— BEGIN Record set —

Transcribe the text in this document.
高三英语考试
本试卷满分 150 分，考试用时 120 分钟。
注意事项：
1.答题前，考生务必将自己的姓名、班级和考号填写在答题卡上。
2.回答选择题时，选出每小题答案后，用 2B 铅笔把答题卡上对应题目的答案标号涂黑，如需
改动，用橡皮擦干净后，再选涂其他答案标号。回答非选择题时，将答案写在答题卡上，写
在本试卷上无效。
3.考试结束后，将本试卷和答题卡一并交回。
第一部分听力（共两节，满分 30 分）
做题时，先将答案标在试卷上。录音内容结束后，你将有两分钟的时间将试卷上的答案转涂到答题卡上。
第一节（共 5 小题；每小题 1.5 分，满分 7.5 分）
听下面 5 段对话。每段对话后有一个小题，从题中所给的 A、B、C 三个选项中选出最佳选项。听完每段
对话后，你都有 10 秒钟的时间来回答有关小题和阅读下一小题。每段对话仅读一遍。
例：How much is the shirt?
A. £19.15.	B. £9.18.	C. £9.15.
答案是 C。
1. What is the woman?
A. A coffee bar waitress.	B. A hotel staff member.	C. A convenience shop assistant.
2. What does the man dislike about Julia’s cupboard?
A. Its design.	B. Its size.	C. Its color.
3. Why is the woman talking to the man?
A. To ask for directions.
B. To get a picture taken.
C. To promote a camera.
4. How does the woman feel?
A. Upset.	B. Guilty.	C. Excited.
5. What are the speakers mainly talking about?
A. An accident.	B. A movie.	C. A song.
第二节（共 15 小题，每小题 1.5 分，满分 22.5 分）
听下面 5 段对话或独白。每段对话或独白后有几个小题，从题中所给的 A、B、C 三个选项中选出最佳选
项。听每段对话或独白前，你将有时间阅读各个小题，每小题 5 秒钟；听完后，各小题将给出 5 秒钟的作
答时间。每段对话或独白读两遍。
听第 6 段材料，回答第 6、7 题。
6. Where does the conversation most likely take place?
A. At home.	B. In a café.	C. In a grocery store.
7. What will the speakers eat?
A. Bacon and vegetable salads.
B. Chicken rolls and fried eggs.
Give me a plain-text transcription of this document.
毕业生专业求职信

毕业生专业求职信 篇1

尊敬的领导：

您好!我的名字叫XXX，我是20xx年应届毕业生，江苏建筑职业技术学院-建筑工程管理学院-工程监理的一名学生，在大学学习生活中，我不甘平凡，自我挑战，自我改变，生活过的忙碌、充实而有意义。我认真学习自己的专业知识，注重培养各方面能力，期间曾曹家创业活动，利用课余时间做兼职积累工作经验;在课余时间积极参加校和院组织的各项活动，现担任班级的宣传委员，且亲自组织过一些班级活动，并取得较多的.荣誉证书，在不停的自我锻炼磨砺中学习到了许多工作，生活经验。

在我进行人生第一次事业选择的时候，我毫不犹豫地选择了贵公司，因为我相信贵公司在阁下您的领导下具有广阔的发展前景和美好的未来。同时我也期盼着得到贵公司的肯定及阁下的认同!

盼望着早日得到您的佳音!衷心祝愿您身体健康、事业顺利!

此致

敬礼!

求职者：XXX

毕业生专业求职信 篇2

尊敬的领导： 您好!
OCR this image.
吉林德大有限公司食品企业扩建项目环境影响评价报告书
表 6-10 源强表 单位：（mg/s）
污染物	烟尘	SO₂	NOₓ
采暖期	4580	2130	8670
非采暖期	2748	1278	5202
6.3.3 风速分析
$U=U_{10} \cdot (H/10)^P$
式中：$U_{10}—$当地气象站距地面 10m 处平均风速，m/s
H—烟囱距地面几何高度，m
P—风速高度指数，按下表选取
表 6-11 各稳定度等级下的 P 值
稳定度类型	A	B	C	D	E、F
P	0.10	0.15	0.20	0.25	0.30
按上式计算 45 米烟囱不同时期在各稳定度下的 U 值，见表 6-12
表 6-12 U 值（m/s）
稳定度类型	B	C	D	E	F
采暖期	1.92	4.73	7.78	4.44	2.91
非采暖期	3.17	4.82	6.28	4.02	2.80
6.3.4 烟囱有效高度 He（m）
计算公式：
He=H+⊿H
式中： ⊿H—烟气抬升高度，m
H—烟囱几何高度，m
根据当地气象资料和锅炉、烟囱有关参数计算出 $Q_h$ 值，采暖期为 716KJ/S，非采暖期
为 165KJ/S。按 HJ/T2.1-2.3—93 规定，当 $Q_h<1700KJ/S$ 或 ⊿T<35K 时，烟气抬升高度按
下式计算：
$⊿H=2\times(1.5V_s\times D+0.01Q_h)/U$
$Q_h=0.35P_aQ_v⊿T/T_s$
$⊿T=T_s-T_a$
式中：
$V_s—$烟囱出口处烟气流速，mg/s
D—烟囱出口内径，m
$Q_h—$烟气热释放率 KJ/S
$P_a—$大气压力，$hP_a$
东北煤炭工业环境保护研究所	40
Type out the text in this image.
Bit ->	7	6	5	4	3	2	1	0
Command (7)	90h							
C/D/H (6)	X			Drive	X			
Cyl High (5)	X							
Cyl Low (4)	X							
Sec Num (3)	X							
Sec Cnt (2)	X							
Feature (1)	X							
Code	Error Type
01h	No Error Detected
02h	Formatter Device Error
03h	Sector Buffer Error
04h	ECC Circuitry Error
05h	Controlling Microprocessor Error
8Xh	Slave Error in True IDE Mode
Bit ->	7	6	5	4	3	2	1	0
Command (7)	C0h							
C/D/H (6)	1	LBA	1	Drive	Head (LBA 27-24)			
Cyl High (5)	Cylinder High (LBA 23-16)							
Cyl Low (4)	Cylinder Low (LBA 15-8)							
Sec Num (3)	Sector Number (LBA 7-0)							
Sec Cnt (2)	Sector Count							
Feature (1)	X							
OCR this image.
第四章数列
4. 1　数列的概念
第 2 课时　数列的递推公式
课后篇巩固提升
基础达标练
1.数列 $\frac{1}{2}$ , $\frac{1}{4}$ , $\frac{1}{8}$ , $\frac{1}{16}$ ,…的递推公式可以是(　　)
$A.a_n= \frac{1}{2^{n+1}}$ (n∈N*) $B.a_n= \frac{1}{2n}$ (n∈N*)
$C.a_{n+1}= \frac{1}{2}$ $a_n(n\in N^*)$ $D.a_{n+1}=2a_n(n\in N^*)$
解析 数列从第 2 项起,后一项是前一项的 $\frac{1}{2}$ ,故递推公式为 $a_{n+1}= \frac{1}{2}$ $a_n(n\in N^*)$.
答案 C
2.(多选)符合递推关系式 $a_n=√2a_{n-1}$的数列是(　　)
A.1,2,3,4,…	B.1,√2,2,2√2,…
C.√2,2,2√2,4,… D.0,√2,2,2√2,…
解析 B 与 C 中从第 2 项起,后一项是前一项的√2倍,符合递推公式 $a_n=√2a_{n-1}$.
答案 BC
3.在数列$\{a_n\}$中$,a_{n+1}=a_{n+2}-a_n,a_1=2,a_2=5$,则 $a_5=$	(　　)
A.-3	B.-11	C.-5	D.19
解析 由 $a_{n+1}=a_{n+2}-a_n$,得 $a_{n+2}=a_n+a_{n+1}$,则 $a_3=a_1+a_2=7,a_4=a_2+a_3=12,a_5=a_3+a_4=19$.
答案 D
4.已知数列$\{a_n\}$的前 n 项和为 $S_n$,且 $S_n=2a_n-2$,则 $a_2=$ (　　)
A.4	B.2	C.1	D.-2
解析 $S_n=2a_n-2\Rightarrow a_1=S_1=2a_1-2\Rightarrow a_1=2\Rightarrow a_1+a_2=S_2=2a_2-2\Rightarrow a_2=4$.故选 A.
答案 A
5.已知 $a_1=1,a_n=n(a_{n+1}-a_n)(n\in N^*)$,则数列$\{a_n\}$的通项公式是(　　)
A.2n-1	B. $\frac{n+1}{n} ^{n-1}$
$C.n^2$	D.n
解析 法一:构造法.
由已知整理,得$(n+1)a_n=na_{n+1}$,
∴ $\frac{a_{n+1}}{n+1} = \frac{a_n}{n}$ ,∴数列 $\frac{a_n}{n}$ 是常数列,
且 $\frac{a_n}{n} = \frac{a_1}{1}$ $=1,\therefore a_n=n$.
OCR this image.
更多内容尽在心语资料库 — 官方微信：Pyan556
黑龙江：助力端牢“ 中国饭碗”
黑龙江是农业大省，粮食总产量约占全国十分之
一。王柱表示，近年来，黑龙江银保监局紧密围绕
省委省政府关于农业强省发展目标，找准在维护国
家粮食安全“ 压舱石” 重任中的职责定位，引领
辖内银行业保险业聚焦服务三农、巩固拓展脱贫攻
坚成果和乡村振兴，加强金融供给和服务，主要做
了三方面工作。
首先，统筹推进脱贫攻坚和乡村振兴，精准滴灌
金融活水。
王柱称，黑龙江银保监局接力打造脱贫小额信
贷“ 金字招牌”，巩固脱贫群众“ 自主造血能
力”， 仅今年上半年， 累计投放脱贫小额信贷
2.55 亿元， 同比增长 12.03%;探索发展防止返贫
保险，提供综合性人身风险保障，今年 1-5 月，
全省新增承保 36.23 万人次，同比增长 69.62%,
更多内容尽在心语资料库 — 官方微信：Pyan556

— END Record set —

Set problem
Using the records above, copy each line that contains "text".

Full solution
Transcribe the text in this document.
Give me a plain-text transcription of this document.
Type out the text in this image.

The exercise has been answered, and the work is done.